● WRITTEN INSTRUCTION
Assemble all lines in which the string "обслуживания" appears.

● AVAILABLE DATA
######

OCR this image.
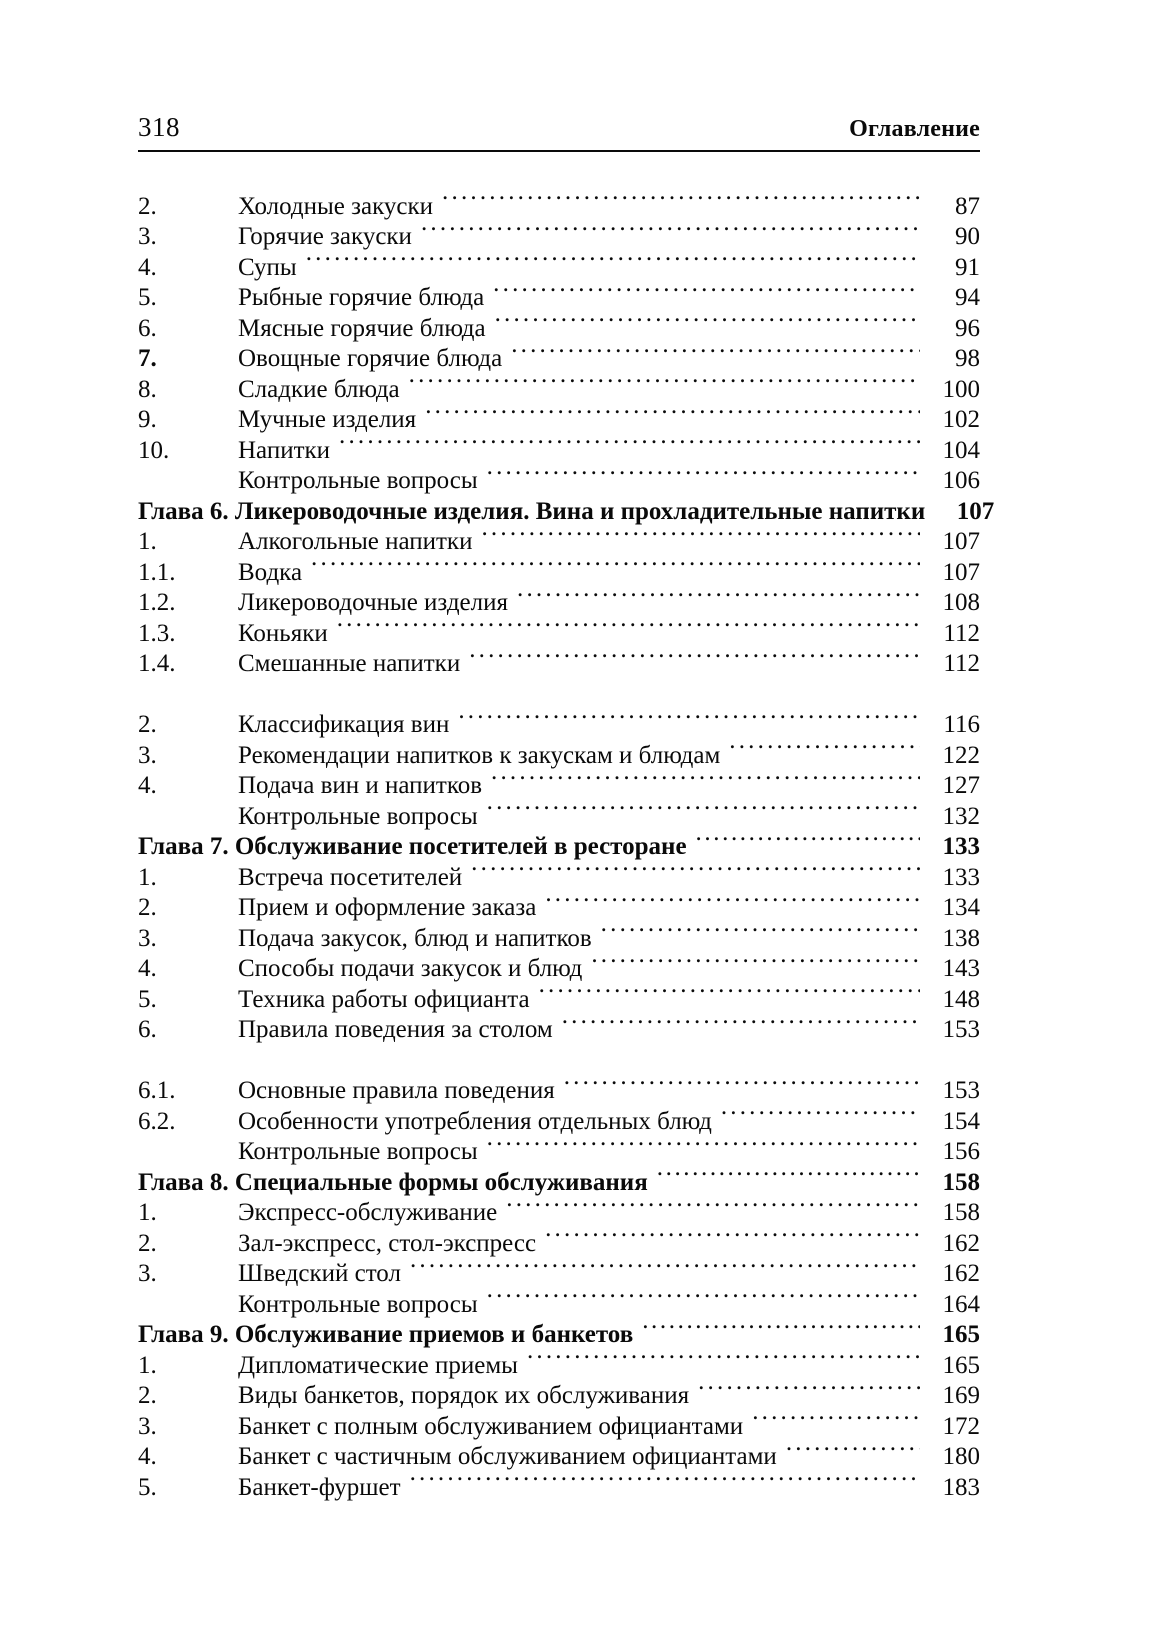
318	Оглавление
2.	Холодные закуски .....	87
3.	Горячие закуски .....	90
4.	Супы .....	91
5.	Рыбные горячие блюда .....	94
6.	Мясные горячие блюда .....	96
7.	Овощные горячие блюда .....	98
8.	Сладкие блюда .....	100
9.	Мучные изделия .....	102
10.	Напитки .....	104
Контрольные вопросы .....	106
Глава 6. Ликероводочные изделия. Вина и прохладительные напитки	107
1.	Алкогольные напитки .....	107
1.1.	Водка .....	107
1.2.	Ликероводочные изделия .....	108
1.3.	Коньяки .....	112
1.4.	Смешанные напитки .....	112
2.	Классификация вин .....	116
3.	Рекомендации напитков к закускам и блюдам .....	122
4.	Подача вин и напитков .....	127
Контрольные вопросы .....	132
Глава 7. Обслуживание посетителей в ресторане .....	133
1.	Встреча посетителей .....	133
2.	Прием и оформление заказа .....	134
3.	Подача закусок, блюд и напитков .....	138
4.	Способы подачи закусок и блюд .....	143
5.	Техника работы официанта .....	148
6.	Правила поведения за столом .....	153
6.1.	Основные правила поведения .....	153
6.2.	Особенности употребления отдельных блюд .....	154
Контрольные вопросы .....	156
Глава 8. Специальные формы обслуживания .....	158
1.	Экспресс-обслуживание .....	158
2.	Зал-экспресс, стол-экспресс .....	162
3.	Шведский стол .....	162
Контрольные вопросы .....	164
Глава 9. Обслуживание приемов и банкетов .....	165
1.	Дипломатические приемы .....	165
2.	Виды банкетов, порядок их обслуживания .....	169
3.	Банкет с полным обслуживанием официантами .....	172
4.	Банкет с частичным обслуживанием официантами .....	180
5.	Банкет-фуршет .....	183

######

● SOLUTION
Глава 8. Специальные формы обслуживания .....	158
2.	Виды банкетов, порядок их обслуживания .....	169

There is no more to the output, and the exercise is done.